■ **DATA RECORDS**:
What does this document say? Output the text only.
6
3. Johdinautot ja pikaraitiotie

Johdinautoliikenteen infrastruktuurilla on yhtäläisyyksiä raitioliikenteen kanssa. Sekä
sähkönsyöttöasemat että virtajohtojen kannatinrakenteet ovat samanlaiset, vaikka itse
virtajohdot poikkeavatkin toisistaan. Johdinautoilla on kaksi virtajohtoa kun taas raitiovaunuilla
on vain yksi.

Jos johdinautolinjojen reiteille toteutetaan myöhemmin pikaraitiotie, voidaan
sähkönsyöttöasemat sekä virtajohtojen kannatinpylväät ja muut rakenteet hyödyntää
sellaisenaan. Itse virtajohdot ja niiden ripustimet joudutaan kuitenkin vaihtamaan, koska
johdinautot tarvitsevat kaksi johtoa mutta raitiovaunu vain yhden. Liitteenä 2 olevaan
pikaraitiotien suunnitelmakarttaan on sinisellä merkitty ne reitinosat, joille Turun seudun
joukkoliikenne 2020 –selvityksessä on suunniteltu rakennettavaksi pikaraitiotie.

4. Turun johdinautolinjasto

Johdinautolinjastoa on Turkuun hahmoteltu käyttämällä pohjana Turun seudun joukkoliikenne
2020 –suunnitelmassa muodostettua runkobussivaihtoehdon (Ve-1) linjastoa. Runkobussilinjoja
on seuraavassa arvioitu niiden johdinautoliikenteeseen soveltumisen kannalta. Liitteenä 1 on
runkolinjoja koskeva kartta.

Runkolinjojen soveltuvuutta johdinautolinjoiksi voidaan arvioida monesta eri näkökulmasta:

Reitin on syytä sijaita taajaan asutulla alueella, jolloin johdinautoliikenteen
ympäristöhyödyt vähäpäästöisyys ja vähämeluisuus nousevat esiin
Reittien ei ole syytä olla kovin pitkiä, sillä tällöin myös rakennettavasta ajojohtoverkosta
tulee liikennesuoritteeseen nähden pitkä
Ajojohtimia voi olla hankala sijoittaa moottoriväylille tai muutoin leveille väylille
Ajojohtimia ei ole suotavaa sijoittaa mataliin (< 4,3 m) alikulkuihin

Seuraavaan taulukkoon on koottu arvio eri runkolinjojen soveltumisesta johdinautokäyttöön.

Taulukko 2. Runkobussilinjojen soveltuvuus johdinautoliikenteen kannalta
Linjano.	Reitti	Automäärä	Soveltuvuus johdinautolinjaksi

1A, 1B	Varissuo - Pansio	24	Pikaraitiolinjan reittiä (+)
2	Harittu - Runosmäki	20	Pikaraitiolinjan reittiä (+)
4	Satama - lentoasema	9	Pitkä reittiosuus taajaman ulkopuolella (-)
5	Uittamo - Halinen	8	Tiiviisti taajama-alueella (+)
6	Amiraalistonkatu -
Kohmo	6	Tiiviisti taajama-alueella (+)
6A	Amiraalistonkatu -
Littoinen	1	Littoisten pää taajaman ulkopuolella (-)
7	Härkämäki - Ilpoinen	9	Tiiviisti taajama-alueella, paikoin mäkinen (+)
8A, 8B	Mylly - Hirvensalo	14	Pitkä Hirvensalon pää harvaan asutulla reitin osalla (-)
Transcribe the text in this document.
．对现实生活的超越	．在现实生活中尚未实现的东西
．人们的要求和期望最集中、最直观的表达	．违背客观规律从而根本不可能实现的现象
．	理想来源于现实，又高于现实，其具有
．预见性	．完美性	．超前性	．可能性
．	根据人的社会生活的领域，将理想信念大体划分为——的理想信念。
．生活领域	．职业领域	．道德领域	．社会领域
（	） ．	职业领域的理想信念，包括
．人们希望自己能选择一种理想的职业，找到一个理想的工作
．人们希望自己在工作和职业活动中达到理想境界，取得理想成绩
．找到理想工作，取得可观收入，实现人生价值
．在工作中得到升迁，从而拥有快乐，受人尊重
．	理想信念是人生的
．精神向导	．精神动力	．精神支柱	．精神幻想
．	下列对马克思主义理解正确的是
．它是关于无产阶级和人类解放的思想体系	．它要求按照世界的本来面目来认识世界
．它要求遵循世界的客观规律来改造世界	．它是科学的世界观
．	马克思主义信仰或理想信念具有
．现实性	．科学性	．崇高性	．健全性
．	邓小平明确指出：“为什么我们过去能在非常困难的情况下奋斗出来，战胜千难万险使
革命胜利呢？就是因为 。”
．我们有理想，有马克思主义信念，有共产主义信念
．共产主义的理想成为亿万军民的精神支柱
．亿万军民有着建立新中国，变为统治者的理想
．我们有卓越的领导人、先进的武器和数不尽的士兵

■ **WHAT IS NEEDED**:
Select every line in the material above where the string "voidaan" occurs, and copy it.

■ **TASK ANSWER**:
Jos johdinautolinjojen reiteille toteutetaan myöhemmin pikaraitiotie, voidaan
Runkolinjojen soveltuvuutta johdinautolinjoiksi voidaan arvioida monesta eri näkökulmasta:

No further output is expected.